◆ WORK TO COMPLETE: Skip every picture and transcribe the remaining material exactly.

◆ SOURCE RECORDS:
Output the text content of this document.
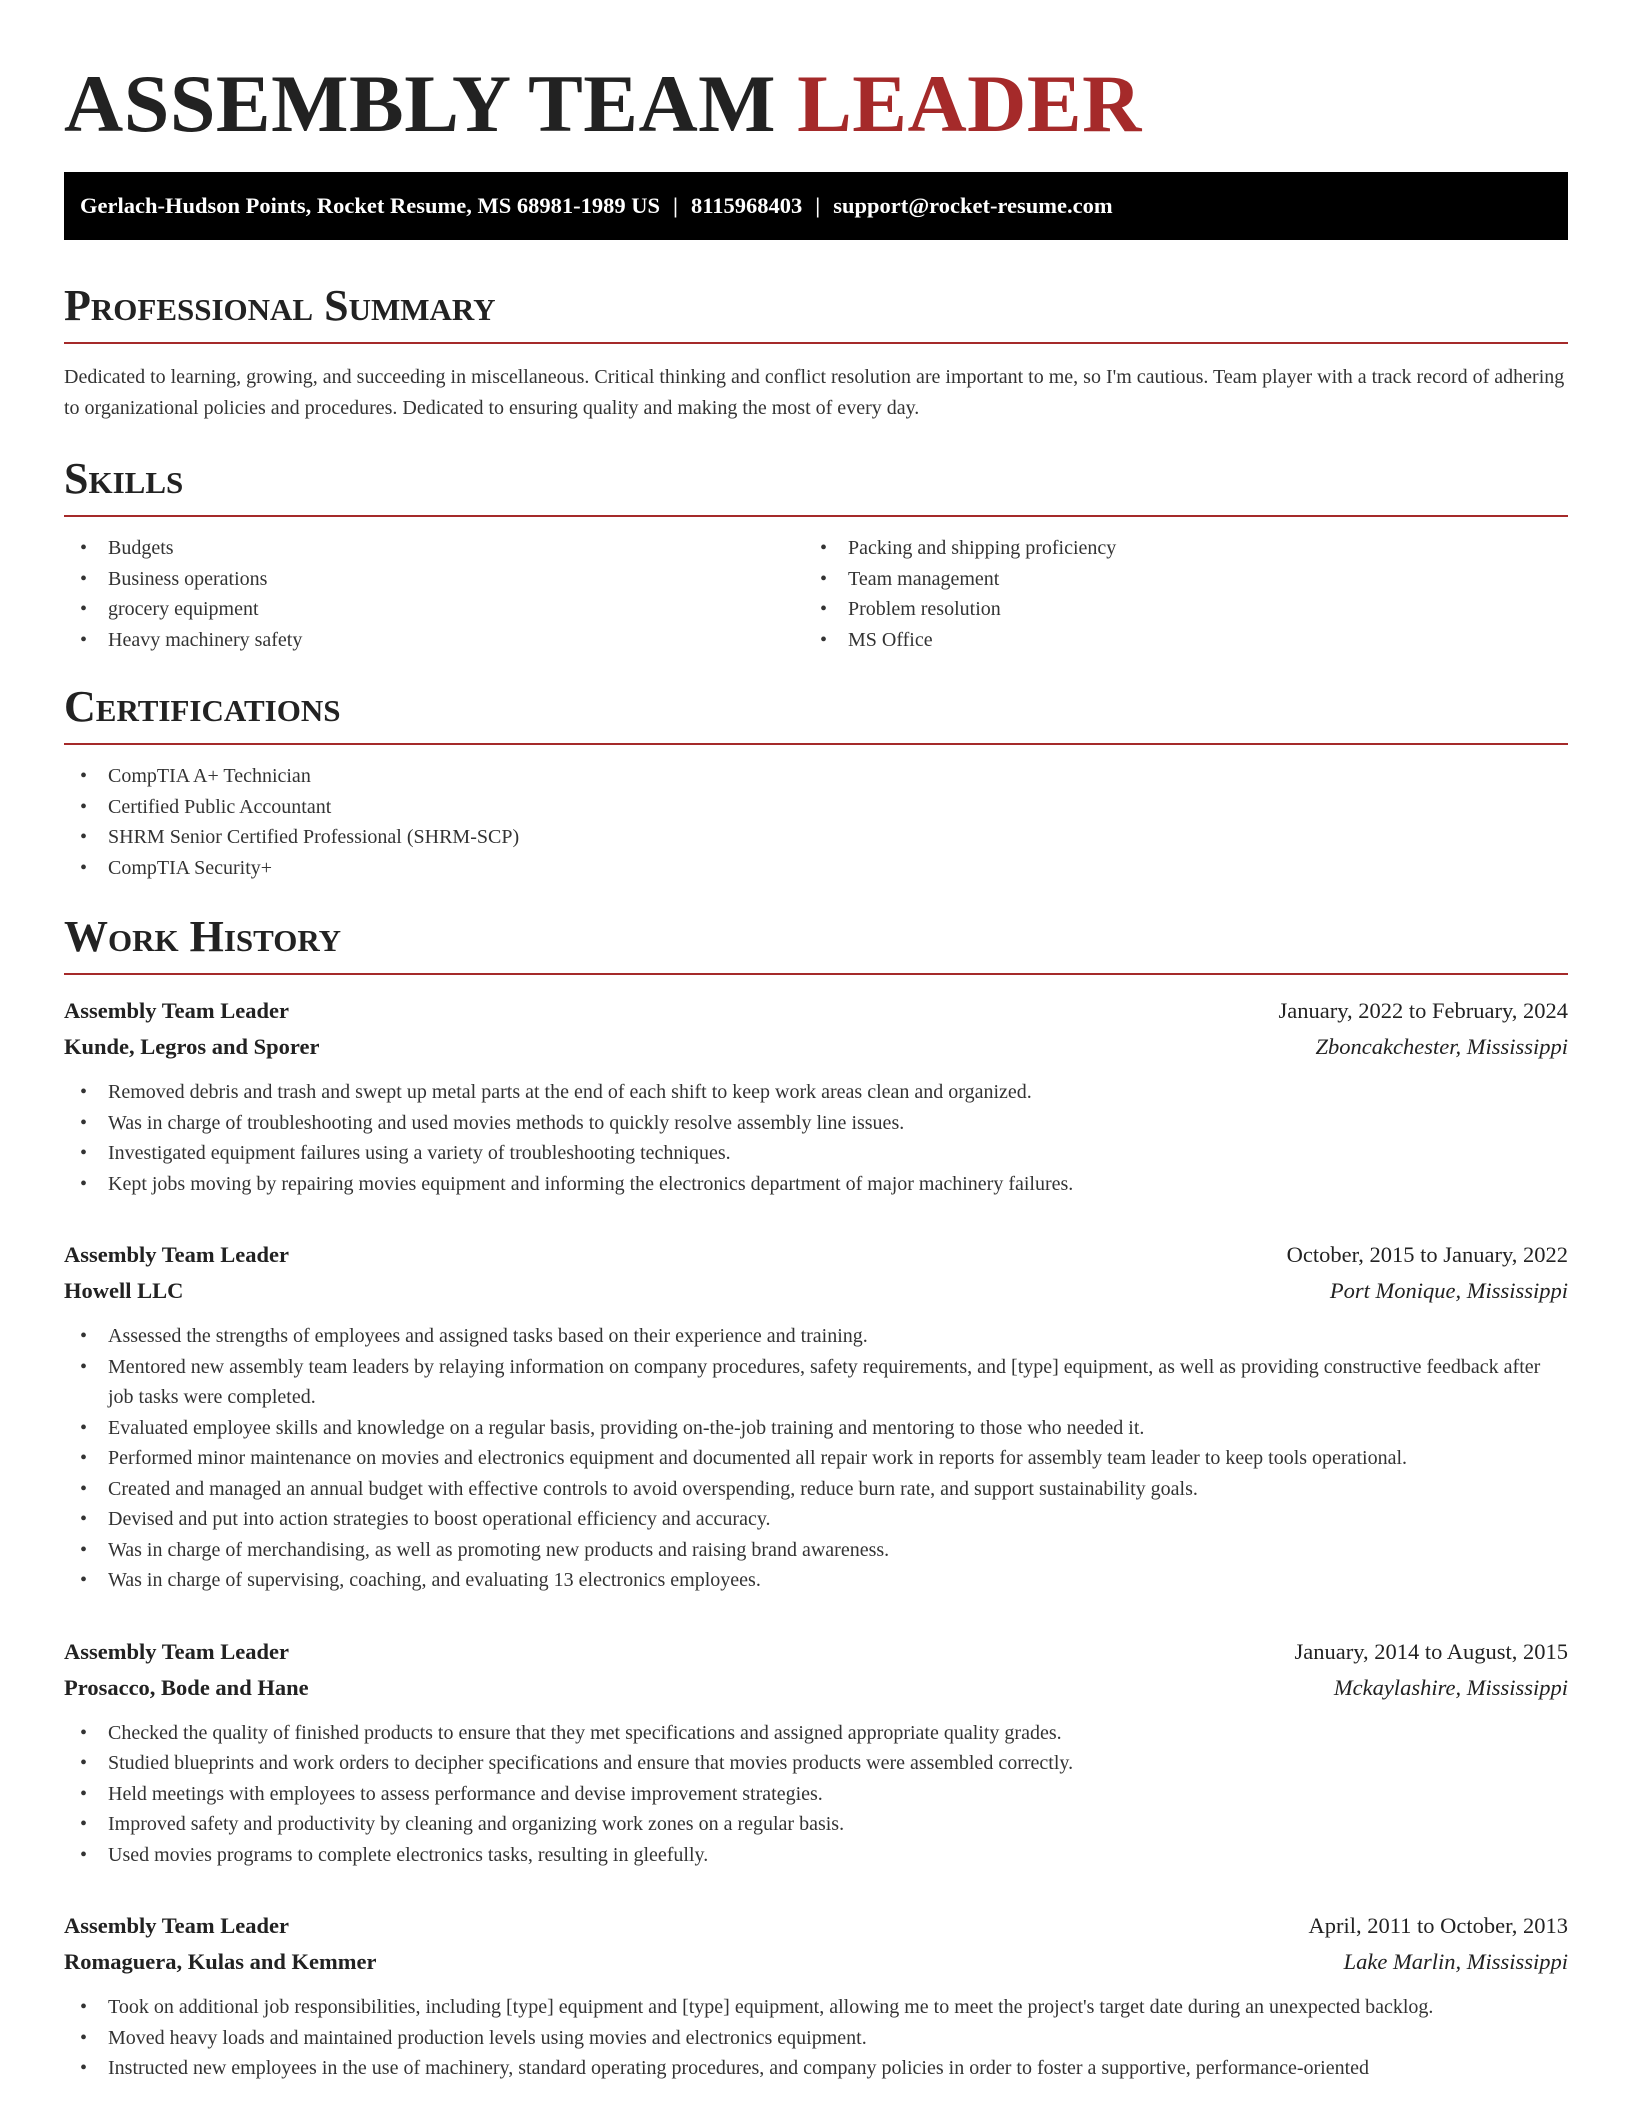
ASSEMBLY TEAM LEADER
Gerlach-Hudson Points, Rocket Resume, MS 68981-1989 US | 8115968403 | support@rocket-resume.com
Professional Summary

Dedicated to learning, growing, and succeeding in miscellaneous. Critical thinking and conflict resolution are important to me, so I'm cautious. Team player with a track record of adhering to organizational policies and procedures. Dedicated to ensuring quality and making the most of every day.

Skills
• Budgets
• Business operations
• grocery equipment
• Heavy machinery safety
• Packing and shipping proficiency
• Team management
• Problem resolution
• MS Office
Certifications
• CompTIA A+ Technician
• Certified Public Accountant
• SHRM Senior Certified Professional (SHRM-SCP)
• CompTIA Security+
Work History
Assembly Team Leader	January, 2022 to February, 2024
Kunde, Legros and Sporer	Zboncakchester, Mississippi
• Removed debris and trash and swept up metal parts at the end of each shift to keep work areas clean and organized.
• Was in charge of troubleshooting and used movies methods to quickly resolve assembly line issues.
• Investigated equipment failures using a variety of troubleshooting techniques.
• Kept jobs moving by repairing movies equipment and informing the electronics department of major machinery failures.
Assembly Team Leader	October, 2015 to January, 2022
Howell LLC	Port Monique, Mississippi
• Assessed the strengths of employees and assigned tasks based on their experience and training.
• Mentored new assembly team leaders by relaying information on company procedures, safety requirements, and [type] equipment, as well as providing constructive feedback after job tasks were completed.
• Evaluated employee skills and knowledge on a regular basis, providing on-the-job training and mentoring to those who needed it.
• Performed minor maintenance on movies and electronics equipment and documented all repair work in reports for assembly team leader to keep tools operational.
• Created and managed an annual budget with effective controls to avoid overspending, reduce burn rate, and support sustainability goals.
• Devised and put into action strategies to boost operational efficiency and accuracy.
• Was in charge of merchandising, as well as promoting new products and raising brand awareness.
• Was in charge of supervising, coaching, and evaluating 13 electronics employees.
Assembly Team Leader	January, 2014 to August, 2015
Prosacco, Bode and Hane	Mckaylashire, Mississippi
• Checked the quality of finished products to ensure that they met specifications and assigned appropriate quality grades.
• Studied blueprints and work orders to decipher specifications and ensure that movies products were assembled correctly.
• Held meetings with employees to assess performance and devise improvement strategies.
• Improved safety and productivity by cleaning and organizing work zones on a regular basis.
• Used movies programs to complete electronics tasks, resulting in gleefully.
Assembly Team Leader	April, 2011 to October, 2013
Romaguera, Kulas and Kemmer	Lake Marlin, Mississippi
• Took on additional job responsibilities, including [type] equipment and [type] equipment, allowing me to meet the project's target date during an unexpected backlog.
• Moved heavy loads and maintained production levels using movies and electronics equipment.
• Instructed new employees in the use of machinery, standard operating procedures, and company policies in order to foster a supportive, performance-oriented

◆ REPLY TO THE TASK:
Output the text content of this document.
ASSEMBLY TEAM LEADER
Gerlach-Hudson Points, Rocket Resume, MS 68981-1989 US | 8115968403 | support@rocket-resume.com
Professional Summary

Dedicated to learning, growing, and succeeding in miscellaneous. Critical thinking and conflict resolution are important to me, so I'm cautious. Team player with a track record of adhering to organizational policies and procedures. Dedicated to ensuring quality and making the most of every day.

Skills
• Budgets
• Business operations
• grocery equipment
• Heavy machinery safety
• Packing and shipping proficiency
• Team management
• Problem resolution
• MS Office
Certifications
• CompTIA A+ Technician
• Certified Public Accountant
• SHRM Senior Certified Professional (SHRM-SCP)
• CompTIA Security+
Work History
Assembly Team Leader	January, 2022 to February, 2024
Kunde, Legros and Sporer	Zboncakchester, Mississippi
• Removed debris and trash and swept up metal parts at the end of each shift to keep work areas clean and organized.
• Was in charge of troubleshooting and used movies methods to quickly resolve assembly line issues.
• Investigated equipment failures using a variety of troubleshooting techniques.
• Kept jobs moving by repairing movies equipment and informing the electronics department of major machinery failures.
Assembly Team Leader	October, 2015 to January, 2022
Howell LLC	Port Monique, Mississippi
• Assessed the strengths of employees and assigned tasks based on their experience and training.
• Mentored new assembly team leaders by relaying information on company procedures, safety requirements, and [type] equipment, as well as providing constructive feedback after job tasks were completed.
• Evaluated employee skills and knowledge on a regular basis, providing on-the-job training and mentoring to those who needed it.
• Performed minor maintenance on movies and electronics equipment and documented all repair work in reports for assembly team leader to keep tools operational.
• Created and managed an annual budget with effective controls to avoid overspending, reduce burn rate, and support sustainability goals.
• Devised and put into action strategies to boost operational efficiency and accuracy.
• Was in charge of merchandising, as well as promoting new products and raising brand awareness.
• Was in charge of supervising, coaching, and evaluating 13 electronics employees.
Assembly Team Leader	January, 2014 to August, 2015
Prosacco, Bode and Hane	Mckaylashire, Mississippi
• Checked the quality of finished products to ensure that they met specifications and assigned appropriate quality grades.
• Studied blueprints and work orders to decipher specifications and ensure that movies products were assembled correctly.
• Held meetings with employees to assess performance and devise improvement strategies.
• Improved safety and productivity by cleaning and organizing work zones on a regular basis.
• Used movies programs to complete electronics tasks, resulting in gleefully.
Assembly Team Leader	April, 2011 to October, 2013
Romaguera, Kulas and Kemmer	Lake Marlin, Mississippi
• Took on additional job responsibilities, including [type] equipment and [type] equipment, allowing me to meet the project's target date during an unexpected backlog.
• Moved heavy loads and maintained production levels using movies and electronics equipment.
• Instructed new employees in the use of machinery, standard operating procedures, and company policies in order to foster a supportive, performance-oriented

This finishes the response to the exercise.